Dataset records on visual material
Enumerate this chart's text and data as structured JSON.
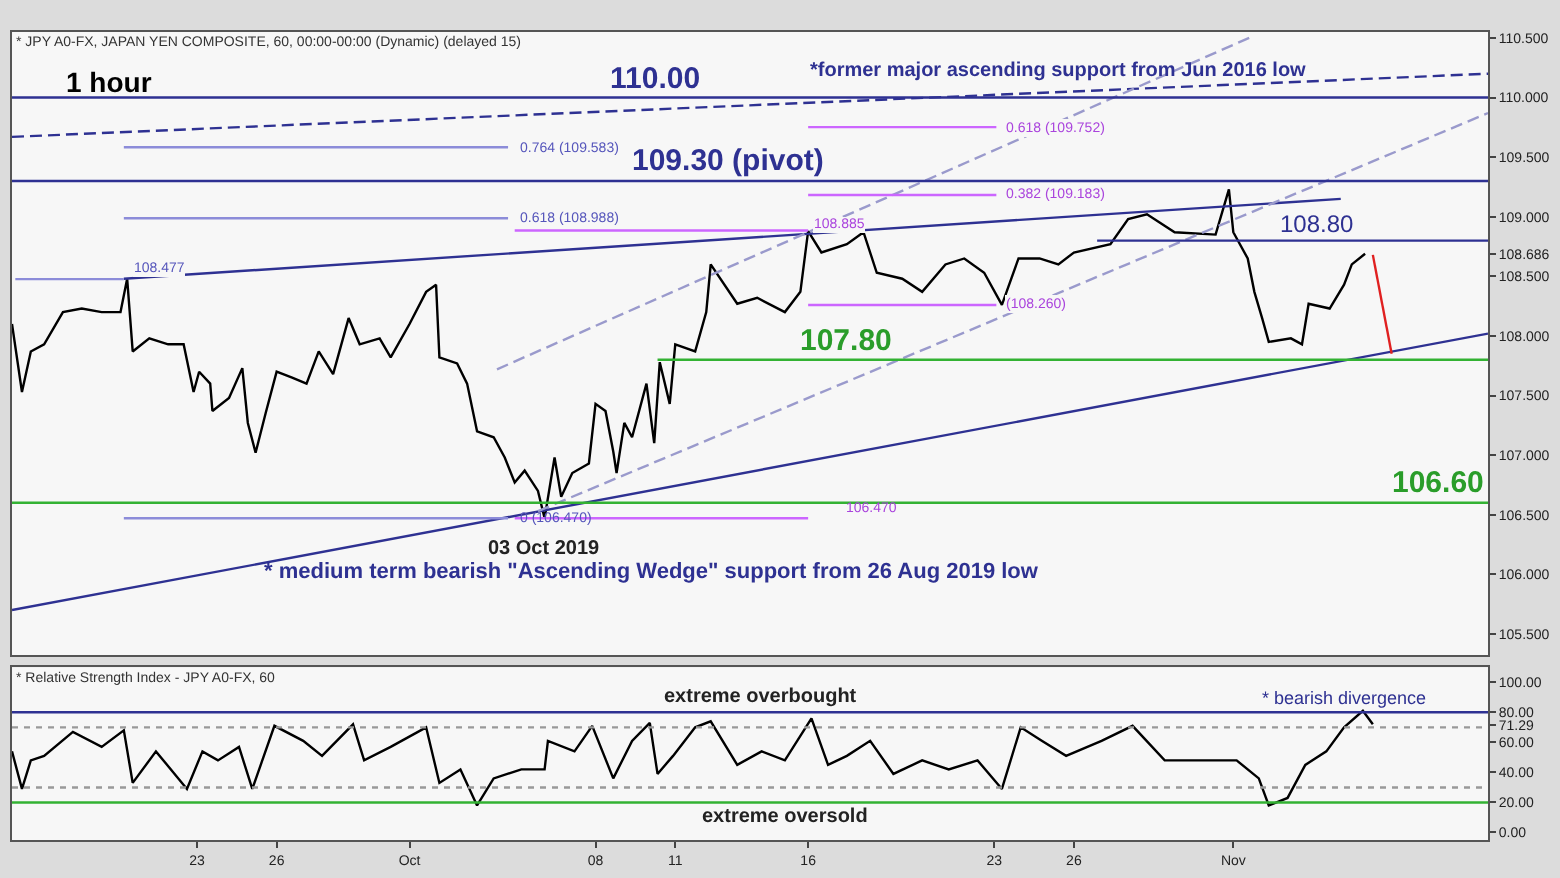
{
  "chart_data": [
    {
      "type": "line",
      "grid": false,
      "tick_labels": "y",
      "xlim": [
        "2019-09-16T01:00",
        "2019-11-10T14:00"
      ],
      "ylim": [
        105.32,
        110.55
      ],
      "yticks": [
        {
          "value": 105.5,
          "label": "105.500"
        },
        {
          "value": 106.0,
          "label": "106.000"
        },
        {
          "value": 106.5,
          "label": "106.500"
        },
        {
          "value": 107.0,
          "label": "107.000"
        },
        {
          "value": 107.5,
          "label": "107.500"
        },
        {
          "value": 108.0,
          "label": "108.000"
        },
        {
          "value": 108.5,
          "label": "108.500"
        },
        {
          "value": 108.686,
          "label": "108.686"
        },
        {
          "value": 109.0,
          "label": "109.000"
        },
        {
          "value": 109.5,
          "label": "109.500"
        },
        {
          "value": 110.0,
          "label": "110.000"
        },
        {
          "value": 110.5,
          "label": "110.500"
        }
      ],
      "series": [
        {
          "color": "#000000",
          "x": [
            "2019-09-16T01:00",
            "2019-09-16T10:00",
            "2019-09-16T18:00",
            "2019-09-17T06:00",
            "2019-09-17T23:00",
            "2019-09-18T16:00",
            "2019-09-19T10:00",
            "2019-09-20T03:00",
            "2019-09-20T09:00",
            "2019-09-20T14:00",
            "2019-09-21T05:00",
            "2019-09-21T22:00",
            "2019-09-22T12:00",
            "2019-09-22T21:00",
            "2019-09-23T02:00",
            "2019-09-23T12:00",
            "2019-09-23T14:00",
            "2019-09-24T05:00",
            "2019-09-24T17:00",
            "2019-09-24T22:00",
            "2019-09-25T05:00",
            "2019-09-25T14:00",
            "2019-09-26T00:00",
            "2019-09-26T14:00",
            "2019-09-27T03:00",
            "2019-09-27T14:00",
            "2019-09-28T03:00",
            "2019-09-28T17:00",
            "2019-09-29T03:00",
            "2019-09-29T21:00",
            "2019-09-30T07:00",
            "2019-10-01T00:00",
            "2019-10-01T15:00",
            "2019-10-02T00:00",
            "2019-10-02T03:00",
            "2019-10-02T19:00",
            "2019-10-03T04:00",
            "2019-10-03T13:00",
            "2019-10-04T04:00",
            "2019-10-04T14:00",
            "2019-10-04T23:00",
            "2019-10-05T08:00",
            "2019-10-05T20:00",
            "2019-10-06T02:00",
            "2019-10-06T11:00",
            "2019-10-06T17:00",
            "2019-10-07T03:00",
            "2019-10-07T18:00",
            "2019-10-08T00:00",
            "2019-10-08T09:00",
            "2019-10-08T16:00",
            "2019-10-08T19:00",
            "2019-10-09T02:00",
            "2019-10-09T09:00",
            "2019-10-09T22:00",
            "2019-10-10T05:00",
            "2019-10-10T10:00",
            "2019-10-10T19:00",
            "2019-10-11T00:00",
            "2019-10-11T18:00",
            "2019-10-12T04:00",
            "2019-10-12T08:00",
            "2019-10-13T08:00",
            "2019-10-14T02:00",
            "2019-10-15T03:00",
            "2019-10-15T17:00",
            "2019-10-16T00:00",
            "2019-10-16T12:00",
            "2019-10-17T11:00",
            "2019-10-18T02:00",
            "2019-10-18T14:00",
            "2019-10-19T13:00",
            "2019-10-20T07:00",
            "2019-10-21T04:00",
            "2019-10-21T21:00",
            "2019-10-22T15:00",
            "2019-10-23T07:00",
            "2019-10-23T22:00",
            "2019-10-24T17:00",
            "2019-10-25T10:00",
            "2019-10-26T00:00",
            "2019-10-27T09:00",
            "2019-10-28T01:00",
            "2019-10-28T18:00",
            "2019-10-29T19:00",
            "2019-10-31T08:00",
            "2019-10-31T20:00",
            "2019-11-01T00:00",
            "2019-11-01T13:00",
            "2019-11-01T19:00",
            "2019-11-02T02:00",
            "2019-11-02T08:00",
            "2019-11-03T04:00",
            "2019-11-03T14:00",
            "2019-11-03T20:00",
            "2019-11-04T15:00",
            "2019-11-05T04:00",
            "2019-11-05T11:00",
            "2019-11-05T23:00"
          ],
          "values": [
            108.1,
            107.53,
            107.87,
            107.93,
            108.2,
            108.23,
            108.2,
            108.2,
            108.48,
            107.87,
            107.98,
            107.93,
            107.93,
            107.53,
            107.7,
            107.6,
            107.37,
            107.48,
            107.73,
            107.27,
            107.02,
            107.35,
            107.7,
            107.65,
            107.6,
            107.87,
            107.68,
            108.15,
            107.93,
            107.98,
            107.82,
            108.1,
            108.37,
            108.43,
            107.82,
            107.77,
            107.6,
            107.2,
            107.15,
            106.98,
            106.77,
            106.87,
            106.7,
            106.47,
            106.98,
            106.65,
            106.85,
            106.93,
            107.43,
            107.37,
            107.03,
            106.85,
            107.27,
            107.15,
            107.6,
            107.1,
            107.78,
            107.43,
            107.93,
            107.87,
            108.2,
            108.6,
            108.27,
            108.32,
            108.2,
            108.37,
            108.88,
            108.7,
            108.77,
            108.87,
            108.53,
            108.48,
            108.37,
            108.6,
            108.65,
            108.53,
            108.26,
            108.65,
            108.65,
            108.6,
            108.7,
            108.77,
            108.98,
            109.02,
            108.87,
            108.85,
            109.23,
            108.87,
            108.65,
            108.37,
            108.15,
            107.95,
            107.98,
            107.93,
            108.27,
            108.23,
            108.43,
            108.6,
            108.69
          ]
        },
        {
          "color": "#2e3192",
          "line_style": "dashed",
          "x": [
            "2019-09-16T01:00",
            "2019-11-10T14:00"
          ],
          "values": [
            109.67,
            110.2
          ]
        },
        {
          "color": "#2e3192",
          "x": [
            "2019-09-20T06:00",
            "2019-11-05T01:00"
          ],
          "values": [
            108.48,
            109.15
          ]
        },
        {
          "color": "#2e3192",
          "x": [
            "2019-09-16T01:00",
            "2019-11-10T14:00"
          ],
          "values": [
            105.7,
            108.02
          ]
        },
        {
          "color": "#9a9acc",
          "line_style": "dashed",
          "x": [
            "2019-10-04T07:00",
            "2019-11-01T19:00"
          ],
          "values": [
            107.72,
            110.52
          ]
        },
        {
          "color": "#9a9acc",
          "line_style": "dashed",
          "x": [
            "2019-10-05T20:00",
            "2019-11-10T14:00"
          ],
          "values": [
            106.53,
            109.87
          ]
        },
        {
          "color": "#2e3192",
          "x": [
            "2019-09-16T01:00",
            "2019-11-10T14:00"
          ],
          "values": [
            110.0,
            110.0
          ]
        },
        {
          "color": "#2e3192",
          "x": [
            "2019-09-16T01:00",
            "2019-11-10T14:00"
          ],
          "values": [
            109.3,
            109.3
          ]
        },
        {
          "color": "#2e3192",
          "x": [
            "2019-10-26T21:00",
            "2019-11-10T14:00"
          ],
          "values": [
            108.8,
            108.8
          ]
        },
        {
          "color": "#33b233",
          "x": [
            "2019-10-10T08:00",
            "2019-11-10T14:00"
          ],
          "values": [
            107.8,
            107.8
          ]
        },
        {
          "color": "#33b233",
          "x": [
            "2019-09-16T01:00",
            "2019-11-10T14:00"
          ],
          "values": [
            106.6,
            106.6
          ]
        },
        {
          "color": "#8c8cd9",
          "x": [
            "2019-09-16T04:00",
            "2019-09-20T06:00"
          ],
          "values": [
            108.477,
            108.477
          ]
        },
        {
          "color": "#8c8cd9",
          "x": [
            "2019-09-20T06:00",
            "2019-10-04T17:00"
          ],
          "values": [
            109.583,
            109.583
          ]
        },
        {
          "color": "#8c8cd9",
          "x": [
            "2019-09-20T06:00",
            "2019-10-04T17:00"
          ],
          "values": [
            108.988,
            108.988
          ]
        },
        {
          "color": "#8c8cd9",
          "x": [
            "2019-09-20T06:00",
            "2019-10-04T17:00"
          ],
          "values": [
            106.47,
            106.47
          ]
        },
        {
          "color": "#cc66ff",
          "x": [
            "2019-10-04T23:00",
            "2019-10-16T00:00"
          ],
          "values": [
            108.885,
            108.885
          ]
        },
        {
          "color": "#cc66ff",
          "x": [
            "2019-10-04T23:00",
            "2019-10-16T00:00"
          ],
          "values": [
            106.47,
            106.47
          ]
        },
        {
          "color": "#cc66ff",
          "x": [
            "2019-10-16T00:00",
            "2019-10-23T02:00"
          ],
          "values": [
            109.752,
            109.752
          ]
        },
        {
          "color": "#cc66ff",
          "x": [
            "2019-10-16T00:00",
            "2019-10-23T02:00"
          ],
          "values": [
            109.183,
            109.183
          ]
        },
        {
          "color": "#cc66ff",
          "x": [
            "2019-10-16T00:00",
            "2019-10-23T02:00"
          ],
          "values": [
            108.26,
            108.26
          ]
        },
        {
          "color": "#e02020",
          "x": [
            "2019-11-06T06:00",
            "2019-11-06T23:00"
          ],
          "values": [
            108.68,
            107.85
          ]
        }
      ],
      "annotations": [
        "* JPY A0-FX, JAPAN YEN COMPOSITE, 60, 00:00-00:00 (Dynamic) (delayed 15)",
        "1 hour",
        "*former major ascending support from Jun 2016 low",
        "* medium term bearish \"Ascending Wedge\" support from 26 Aug 2019 low",
        {
          "text": "110.00",
          "x": "2019-10-10T06:00",
          "y": 110.0
        },
        {
          "text": "109.30 (pivot)",
          "x": "2019-10-12T23:00",
          "y": 109.3
        },
        {
          "text": "108.80",
          "x": "2019-11-04T03:00",
          "y": 108.8
        },
        {
          "text": "107.80",
          "x": "2019-10-17T11:00",
          "y": 107.8
        },
        {
          "text": "106.60",
          "x": "2019-11-08T17:00",
          "y": 106.6
        },
        {
          "text": "03 Oct 2019",
          "x": "2019-10-06T02:00",
          "y": 106.47
        },
        {
          "text": "108.477",
          "x": "2019-09-20T09:00",
          "y": 108.477
        },
        {
          "text": "0.764 (109.583)",
          "x": "2019-10-04T23:00",
          "y": 109.583
        },
        {
          "text": "0.618 (108.988)",
          "x": "2019-10-04T23:00",
          "y": 108.988
        },
        {
          "text": "0 (106.470)",
          "x": "2019-10-04T23:00",
          "y": 106.47
        },
        {
          "text": "108.885",
          "x": "2019-10-16T00:00",
          "y": 108.885
        },
        {
          "text": "0.618 (109.752)",
          "x": "2019-10-23T05:00",
          "y": 109.752
        },
        {
          "text": "0.382 (109.183)",
          "x": "2019-10-23T05:00",
          "y": 109.183
        },
        {
          "text": "(108.260)",
          "x": "2019-10-23T05:00",
          "y": 108.26
        },
        "106.470"
      ]
    },
    {
      "type": "line",
      "grid": false,
      "xlim": [
        "2019-09-16T01:00",
        "2019-11-10T14:00"
      ],
      "xticks": [
        {
          "value": "2019-09-23",
          "label": "23"
        },
        {
          "value": "2019-09-26",
          "label": "26"
        },
        {
          "value": "2019-10-01",
          "label": "Oct"
        },
        {
          "value": "2019-10-08",
          "label": "08"
        },
        {
          "value": "2019-10-11",
          "label": "11"
        },
        {
          "value": "2019-10-16",
          "label": "16"
        },
        {
          "value": "2019-10-23",
          "label": "23"
        },
        {
          "value": "2019-10-26",
          "label": "26"
        },
        {
          "value": "2019-11-01",
          "label": "Nov"
        }
      ],
      "ylim": [
        -5,
        110
      ],
      "yticks": [
        {
          "value": 0,
          "label": "0.00"
        },
        {
          "value": 20,
          "label": "20.00"
        },
        {
          "value": 40,
          "label": "40.00"
        },
        {
          "value": 60,
          "label": "60.00"
        },
        {
          "value": 71.29,
          "label": "71.29"
        },
        {
          "value": 80,
          "label": "80.00"
        },
        {
          "value": 100,
          "label": "100.00"
        }
      ],
      "series": [
        {
          "color": "#000000",
          "x": [
            "2019-09-16T01:00",
            "2019-09-16T10:00",
            "2019-09-16T18:00",
            "2019-09-17T06:00",
            "2019-09-18T08:00",
            "2019-09-19T10:00",
            "2019-09-20T06:00",
            "2019-09-20T14:00",
            "2019-09-21T11:00",
            "2019-09-22T15:00",
            "2019-09-23T05:00",
            "2019-09-23T19:00",
            "2019-09-24T14:00",
            "2019-09-25T02:00",
            "2019-09-25T22:00",
            "2019-09-27T00:00",
            "2019-09-27T17:00",
            "2019-09-28T21:00",
            "2019-09-29T07:00",
            "2019-09-30T07:00",
            "2019-10-01T15:00",
            "2019-10-02T03:00",
            "2019-10-02T22:00",
            "2019-10-03T13:00",
            "2019-10-04T04:00",
            "2019-10-05T05:00",
            "2019-10-06T02:00",
            "2019-10-06T05:00",
            "2019-10-07T05:00",
            "2019-10-07T21:00",
            "2019-10-08T16:00",
            "2019-10-09T09:00",
            "2019-10-10T01:00",
            "2019-10-10T08:00",
            "2019-10-10T22:00",
            "2019-10-11T18:00",
            "2019-10-12T08:00",
            "2019-10-13T08:00",
            "2019-10-14T06:00",
            "2019-10-15T03:00",
            "2019-10-16T03:00",
            "2019-10-16T18:00",
            "2019-10-17T11:00",
            "2019-10-18T08:00",
            "2019-10-19T05:00",
            "2019-10-20T07:00",
            "2019-10-21T07:00",
            "2019-10-22T09:00",
            "2019-10-23T07:00",
            "2019-10-24T00:00",
            "2019-10-24T19:00",
            "2019-10-25T17:00",
            "2019-10-27T01:00",
            "2019-10-28T05:00",
            "2019-10-29T10:00",
            "2019-10-30T23:00",
            "2019-11-01T03:00",
            "2019-11-01T23:00",
            "2019-11-02T08:00",
            "2019-11-03T01:00",
            "2019-11-03T17:00",
            "2019-11-04T12:00",
            "2019-11-05T04:00",
            "2019-11-05T21:00",
            "2019-11-06T06:00"
          ],
          "values": [
            54,
            29,
            48,
            51,
            67,
            57,
            68,
            33,
            54,
            29,
            54,
            48,
            57,
            29,
            71,
            61,
            51,
            72,
            48,
            57,
            70,
            33,
            42,
            18,
            36,
            42,
            42,
            61,
            54,
            71,
            36,
            61,
            73,
            39,
            51,
            70,
            74,
            45,
            54,
            48,
            76,
            45,
            51,
            61,
            39,
            48,
            42,
            48,
            29,
            70,
            61,
            51,
            61,
            71,
            48,
            48,
            48,
            36,
            18,
            23,
            45,
            54,
            70,
            81,
            72
          ]
        }
      ],
      "ref_lines": [
        {
          "axis": "y",
          "value": 80,
          "color": "#2e3192"
        },
        {
          "axis": "y",
          "value": 20,
          "color": "#33b233"
        },
        {
          "axis": "y",
          "value": 70,
          "color": "#999999",
          "line_style": "dotted"
        },
        {
          "axis": "y",
          "value": 30,
          "color": "#999999",
          "line_style": "dotted"
        }
      ],
      "annotations": [
        "* Relative Strength Index - JPY A0-FX, 60",
        {
          "text": "extreme overbought",
          "x": "2019-10-14T06:00",
          "y": 80
        },
        {
          "text": "extreme oversold",
          "x": "2019-10-15T03:00",
          "y": 20
        },
        {
          "text": "* bearish divergence",
          "x": "2019-11-05T04:00",
          "y": 80
        }
      ]
    }
  ]
}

* Stated problem
Reproduce every line from the entries that holds the word "bearish".

* Result for this exercise
        "* medium term bearish \"Ascending Wedge\" support from 26 Aug 2019 low",
          "text": "* bearish divergence",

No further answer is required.